Exercise prompt → Pick out the lines below with "picui" and list them.

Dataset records
<<<<

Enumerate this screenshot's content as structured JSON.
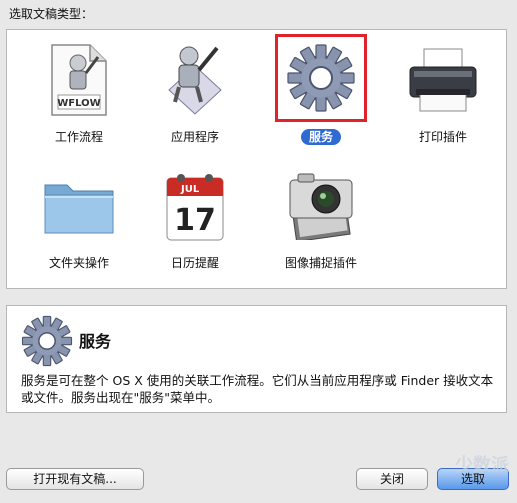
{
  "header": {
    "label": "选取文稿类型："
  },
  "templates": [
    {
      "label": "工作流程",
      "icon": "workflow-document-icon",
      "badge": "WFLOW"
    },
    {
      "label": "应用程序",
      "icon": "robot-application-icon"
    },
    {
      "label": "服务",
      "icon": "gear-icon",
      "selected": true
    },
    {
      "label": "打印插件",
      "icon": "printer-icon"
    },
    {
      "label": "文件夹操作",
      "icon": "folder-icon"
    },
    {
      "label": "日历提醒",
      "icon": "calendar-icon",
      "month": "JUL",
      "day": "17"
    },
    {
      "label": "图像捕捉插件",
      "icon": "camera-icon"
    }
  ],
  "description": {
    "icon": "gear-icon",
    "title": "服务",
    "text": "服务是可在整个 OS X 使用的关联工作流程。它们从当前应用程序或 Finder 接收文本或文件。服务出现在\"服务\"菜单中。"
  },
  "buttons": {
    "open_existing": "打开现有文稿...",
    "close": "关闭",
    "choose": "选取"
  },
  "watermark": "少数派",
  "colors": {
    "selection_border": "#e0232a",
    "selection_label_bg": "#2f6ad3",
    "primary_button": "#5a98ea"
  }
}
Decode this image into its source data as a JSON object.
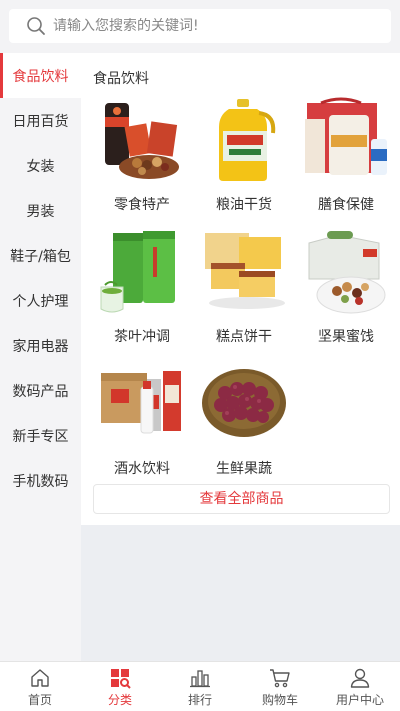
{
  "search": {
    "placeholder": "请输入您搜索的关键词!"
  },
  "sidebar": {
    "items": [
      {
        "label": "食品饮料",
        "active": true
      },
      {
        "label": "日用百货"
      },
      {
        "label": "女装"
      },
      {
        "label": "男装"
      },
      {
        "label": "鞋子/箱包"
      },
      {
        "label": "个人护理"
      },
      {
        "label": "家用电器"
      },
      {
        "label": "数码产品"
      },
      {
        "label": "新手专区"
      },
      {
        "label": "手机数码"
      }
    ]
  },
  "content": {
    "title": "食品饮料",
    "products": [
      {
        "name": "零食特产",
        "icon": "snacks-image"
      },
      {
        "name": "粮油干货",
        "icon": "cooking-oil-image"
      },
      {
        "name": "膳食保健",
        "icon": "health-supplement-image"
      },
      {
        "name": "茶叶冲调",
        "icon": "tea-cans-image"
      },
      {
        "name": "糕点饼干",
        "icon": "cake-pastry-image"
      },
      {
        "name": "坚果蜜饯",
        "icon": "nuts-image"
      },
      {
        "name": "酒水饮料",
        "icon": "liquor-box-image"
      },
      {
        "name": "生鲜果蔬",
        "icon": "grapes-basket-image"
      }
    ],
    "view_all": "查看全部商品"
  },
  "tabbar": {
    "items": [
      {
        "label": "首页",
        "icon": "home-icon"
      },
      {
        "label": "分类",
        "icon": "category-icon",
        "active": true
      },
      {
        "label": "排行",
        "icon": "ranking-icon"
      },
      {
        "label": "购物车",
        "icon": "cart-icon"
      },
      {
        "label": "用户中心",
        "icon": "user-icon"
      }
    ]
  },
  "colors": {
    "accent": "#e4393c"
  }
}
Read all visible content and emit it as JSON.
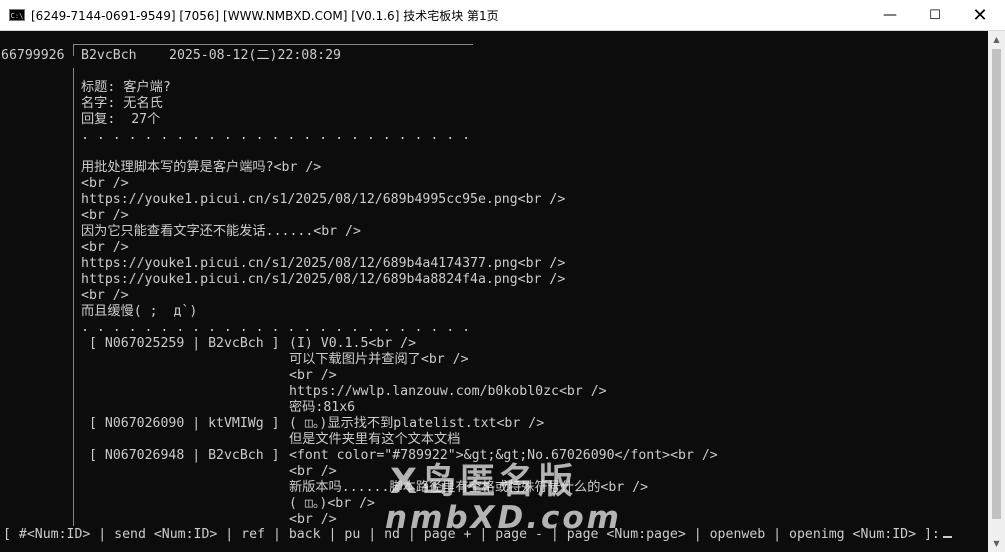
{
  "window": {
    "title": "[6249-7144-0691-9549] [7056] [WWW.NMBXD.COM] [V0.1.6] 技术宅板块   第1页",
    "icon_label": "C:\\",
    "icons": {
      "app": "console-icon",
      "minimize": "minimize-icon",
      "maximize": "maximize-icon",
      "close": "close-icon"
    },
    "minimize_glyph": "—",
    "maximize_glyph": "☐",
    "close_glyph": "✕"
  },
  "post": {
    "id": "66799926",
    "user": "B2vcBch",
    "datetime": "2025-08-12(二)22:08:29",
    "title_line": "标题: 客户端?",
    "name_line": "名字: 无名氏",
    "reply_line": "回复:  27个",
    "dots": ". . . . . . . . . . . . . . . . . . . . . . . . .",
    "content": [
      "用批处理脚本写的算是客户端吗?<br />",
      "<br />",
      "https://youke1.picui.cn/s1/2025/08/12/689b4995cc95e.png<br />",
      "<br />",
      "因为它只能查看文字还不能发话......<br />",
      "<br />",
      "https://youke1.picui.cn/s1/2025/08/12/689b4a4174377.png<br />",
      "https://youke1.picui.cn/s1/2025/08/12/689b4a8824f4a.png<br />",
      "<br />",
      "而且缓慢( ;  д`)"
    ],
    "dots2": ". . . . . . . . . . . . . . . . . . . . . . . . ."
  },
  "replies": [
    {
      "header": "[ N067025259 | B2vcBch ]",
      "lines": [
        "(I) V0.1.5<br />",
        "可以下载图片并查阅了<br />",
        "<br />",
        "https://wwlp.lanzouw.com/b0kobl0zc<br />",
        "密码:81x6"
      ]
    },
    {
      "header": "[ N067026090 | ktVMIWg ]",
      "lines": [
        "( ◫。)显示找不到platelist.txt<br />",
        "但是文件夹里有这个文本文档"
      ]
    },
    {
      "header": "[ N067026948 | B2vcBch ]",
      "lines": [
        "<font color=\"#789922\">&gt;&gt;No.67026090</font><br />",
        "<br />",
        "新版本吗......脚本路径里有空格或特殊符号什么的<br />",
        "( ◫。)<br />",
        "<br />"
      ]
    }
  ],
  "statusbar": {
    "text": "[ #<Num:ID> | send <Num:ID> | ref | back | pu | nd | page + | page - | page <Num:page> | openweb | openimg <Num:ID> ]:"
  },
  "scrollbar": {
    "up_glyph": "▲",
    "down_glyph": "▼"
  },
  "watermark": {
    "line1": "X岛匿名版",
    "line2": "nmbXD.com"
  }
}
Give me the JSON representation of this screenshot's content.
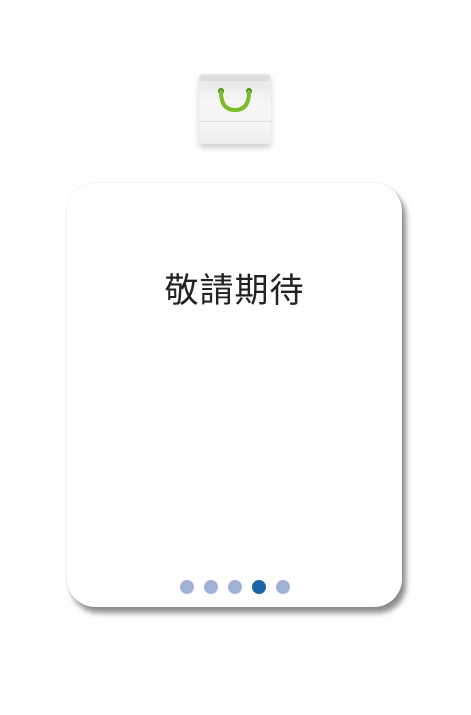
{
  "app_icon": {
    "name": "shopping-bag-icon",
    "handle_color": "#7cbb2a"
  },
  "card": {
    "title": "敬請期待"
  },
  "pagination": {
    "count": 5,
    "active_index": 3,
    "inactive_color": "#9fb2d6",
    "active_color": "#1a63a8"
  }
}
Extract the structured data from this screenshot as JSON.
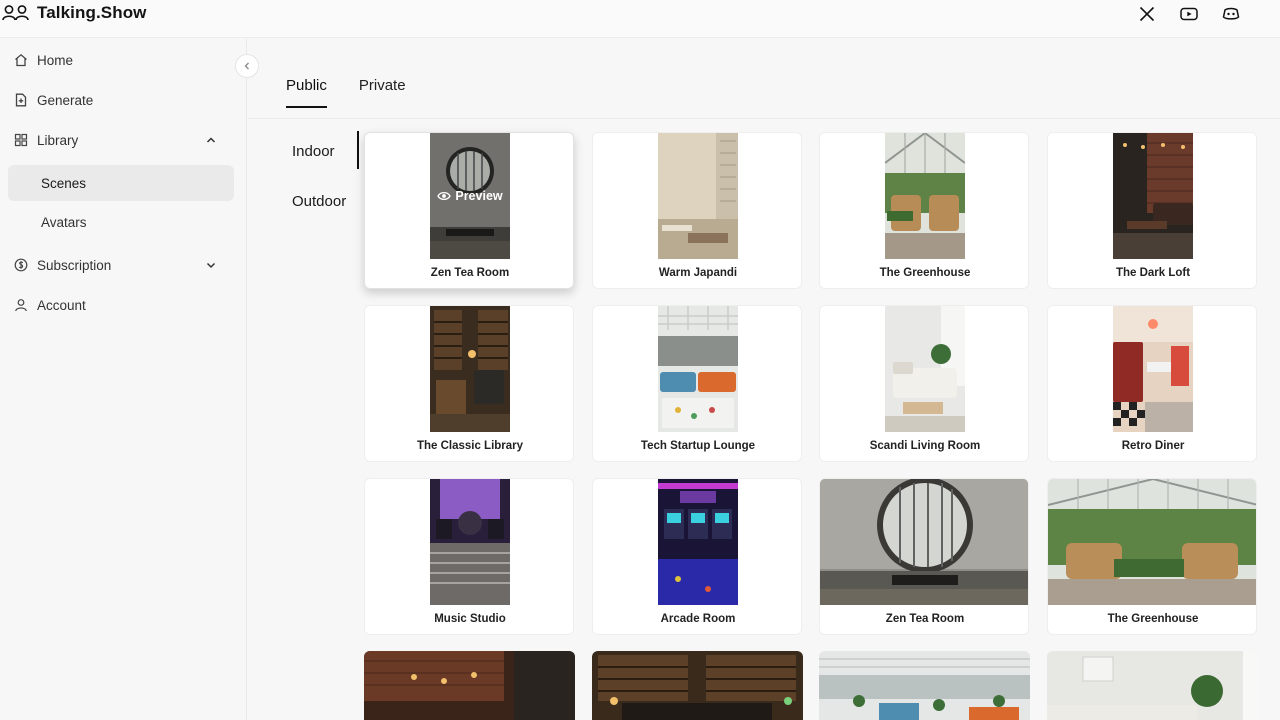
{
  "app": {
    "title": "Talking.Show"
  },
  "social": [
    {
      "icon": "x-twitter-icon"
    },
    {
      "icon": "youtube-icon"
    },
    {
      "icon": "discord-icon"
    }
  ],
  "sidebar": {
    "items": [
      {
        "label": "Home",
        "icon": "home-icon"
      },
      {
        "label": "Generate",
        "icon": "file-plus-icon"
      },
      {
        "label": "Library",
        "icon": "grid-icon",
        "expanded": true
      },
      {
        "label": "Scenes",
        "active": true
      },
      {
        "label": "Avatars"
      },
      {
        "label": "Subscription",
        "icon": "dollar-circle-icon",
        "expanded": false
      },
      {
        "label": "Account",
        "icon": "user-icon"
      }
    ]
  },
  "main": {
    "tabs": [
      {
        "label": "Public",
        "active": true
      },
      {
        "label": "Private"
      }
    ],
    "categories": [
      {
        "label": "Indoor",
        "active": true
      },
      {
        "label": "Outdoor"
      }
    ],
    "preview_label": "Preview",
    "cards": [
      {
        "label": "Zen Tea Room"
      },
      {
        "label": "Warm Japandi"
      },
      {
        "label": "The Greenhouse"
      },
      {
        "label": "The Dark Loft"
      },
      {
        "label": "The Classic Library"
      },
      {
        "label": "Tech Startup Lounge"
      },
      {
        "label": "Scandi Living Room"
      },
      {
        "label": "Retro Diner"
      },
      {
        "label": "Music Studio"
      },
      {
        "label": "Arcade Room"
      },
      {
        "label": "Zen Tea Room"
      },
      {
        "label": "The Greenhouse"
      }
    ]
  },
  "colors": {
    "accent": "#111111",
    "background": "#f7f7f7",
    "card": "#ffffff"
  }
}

>>>>

Exercise result →
      "https://youke1.picui.cn/s1/2025/08/12/689b4995cc95e.png<br />",
      "https://youke1.picui.cn/s1/2025/08/12/689b4a4174377.png<br />",
      "https://youke1.picui.cn/s1/2025/08/12/689b4a8824f4a.png<br />",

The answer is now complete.